* START *

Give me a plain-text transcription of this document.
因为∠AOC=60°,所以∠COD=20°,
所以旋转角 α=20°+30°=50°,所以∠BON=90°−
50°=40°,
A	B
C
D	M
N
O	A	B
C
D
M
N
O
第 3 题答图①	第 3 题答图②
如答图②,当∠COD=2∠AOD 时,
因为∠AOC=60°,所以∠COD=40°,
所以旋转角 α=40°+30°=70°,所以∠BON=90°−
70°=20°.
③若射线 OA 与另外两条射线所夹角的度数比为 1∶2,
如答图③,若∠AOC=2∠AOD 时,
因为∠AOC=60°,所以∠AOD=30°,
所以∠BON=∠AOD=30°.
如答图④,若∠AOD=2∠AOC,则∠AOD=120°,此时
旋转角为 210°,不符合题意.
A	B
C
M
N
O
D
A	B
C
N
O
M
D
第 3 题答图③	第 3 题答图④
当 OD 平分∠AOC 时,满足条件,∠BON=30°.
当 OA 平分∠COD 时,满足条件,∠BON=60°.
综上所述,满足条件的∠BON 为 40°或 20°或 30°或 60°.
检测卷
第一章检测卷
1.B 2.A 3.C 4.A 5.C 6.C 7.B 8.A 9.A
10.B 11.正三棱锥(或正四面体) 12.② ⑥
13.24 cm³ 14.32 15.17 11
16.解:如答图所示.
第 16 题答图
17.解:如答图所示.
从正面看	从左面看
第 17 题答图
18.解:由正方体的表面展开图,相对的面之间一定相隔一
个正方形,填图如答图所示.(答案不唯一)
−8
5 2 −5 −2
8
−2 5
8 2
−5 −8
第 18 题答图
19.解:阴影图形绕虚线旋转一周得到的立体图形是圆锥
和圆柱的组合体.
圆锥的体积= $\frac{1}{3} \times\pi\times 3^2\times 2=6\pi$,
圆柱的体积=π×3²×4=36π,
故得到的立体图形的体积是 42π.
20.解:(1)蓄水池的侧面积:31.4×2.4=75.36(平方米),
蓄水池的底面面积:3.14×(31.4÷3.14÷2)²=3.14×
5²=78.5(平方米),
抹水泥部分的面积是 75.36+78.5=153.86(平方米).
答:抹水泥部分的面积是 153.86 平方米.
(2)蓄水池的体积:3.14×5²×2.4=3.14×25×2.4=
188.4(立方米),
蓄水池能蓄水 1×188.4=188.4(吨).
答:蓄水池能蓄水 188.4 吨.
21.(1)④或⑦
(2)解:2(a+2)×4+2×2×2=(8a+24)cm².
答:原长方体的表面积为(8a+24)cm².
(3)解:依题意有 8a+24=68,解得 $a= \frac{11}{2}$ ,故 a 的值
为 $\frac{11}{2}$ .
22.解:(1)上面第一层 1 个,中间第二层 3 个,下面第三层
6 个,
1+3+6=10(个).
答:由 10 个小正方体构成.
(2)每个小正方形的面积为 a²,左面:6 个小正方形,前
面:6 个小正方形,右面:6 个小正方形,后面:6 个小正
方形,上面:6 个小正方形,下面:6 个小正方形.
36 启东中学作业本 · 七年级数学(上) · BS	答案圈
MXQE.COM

* END *

Make an exact copy of all the data.

[Complete output]
Give me a plain-text transcription of this document.
因为∠AOC=60°,所以∠COD=20°,
所以旋转角 α=20°+30°=50°,所以∠BON=90°−
50°=40°,
A	B
C
D	M
N
O	A	B
C
D
M
N
O
第 3 题答图①	第 3 题答图②
如答图②,当∠COD=2∠AOD 时,
因为∠AOC=60°,所以∠COD=40°,
所以旋转角 α=40°+30°=70°,所以∠BON=90°−
70°=20°.
③若射线 OA 与另外两条射线所夹角的度数比为 1∶2,
如答图③,若∠AOC=2∠AOD 时,
因为∠AOC=60°,所以∠AOD=30°,
所以∠BON=∠AOD=30°.
如答图④,若∠AOD=2∠AOC,则∠AOD=120°,此时
旋转角为 210°,不符合题意.
A	B
C
M
N
O
D
A	B
C
N
O
M
D
第 3 题答图③	第 3 题答图④
当 OD 平分∠AOC 时,满足条件,∠BON=30°.
当 OA 平分∠COD 时,满足条件,∠BON=60°.
综上所述,满足条件的∠BON 为 40°或 20°或 30°或 60°.
检测卷
第一章检测卷
1.B 2.A 3.C 4.A 5.C 6.C 7.B 8.A 9.A
10.B 11.正三棱锥(或正四面体) 12.② ⑥
13.24 cm³ 14.32 15.17 11
16.解:如答图所示.
第 16 题答图
17.解:如答图所示.
从正面看	从左面看
第 17 题答图
18.解:由正方体的表面展开图,相对的面之间一定相隔一
个正方形,填图如答图所示.(答案不唯一)
−8
5 2 −5 −2
8
−2 5
8 2
−5 −8
第 18 题答图
19.解:阴影图形绕虚线旋转一周得到的立体图形是圆锥
和圆柱的组合体.
圆锥的体积= $\frac{1}{3} \times\pi\times 3^2\times 2=6\pi$,
圆柱的体积=π×3²×4=36π,
故得到的立体图形的体积是 42π.
20.解:(1)蓄水池的侧面积:31.4×2.4=75.36(平方米),
蓄水池的底面面积:3.14×(31.4÷3.14÷2)²=3.14×
5²=78.5(平方米),
抹水泥部分的面积是 75.36+78.5=153.86(平方米).
答:抹水泥部分的面积是 153.86 平方米.
(2)蓄水池的体积:3.14×5²×2.4=3.14×25×2.4=
188.4(立方米),
蓄水池能蓄水 1×188.4=188.4(吨).
答:蓄水池能蓄水 188.4 吨.
21.(1)④或⑦
(2)解:2(a+2)×4+2×2×2=(8a+24)cm².
答:原长方体的表面积为(8a+24)cm².
(3)解:依题意有 8a+24=68,解得 $a= \frac{11}{2}$ ,故 a 的值
为 $\frac{11}{2}$ .
22.解:(1)上面第一层 1 个,中间第二层 3 个,下面第三层
6 个,
1+3+6=10(个).
答:由 10 个小正方体构成.
(2)每个小正方形的面积为 a²,左面:6 个小正方形,前
面:6 个小正方形,右面:6 个小正方形,后面:6 个小正
方形,上面:6 个小正方形,下面:6 个小正方形.
36 启东中学作业本 · 七年级数学(上) · BS	答案圈
MXQE.COM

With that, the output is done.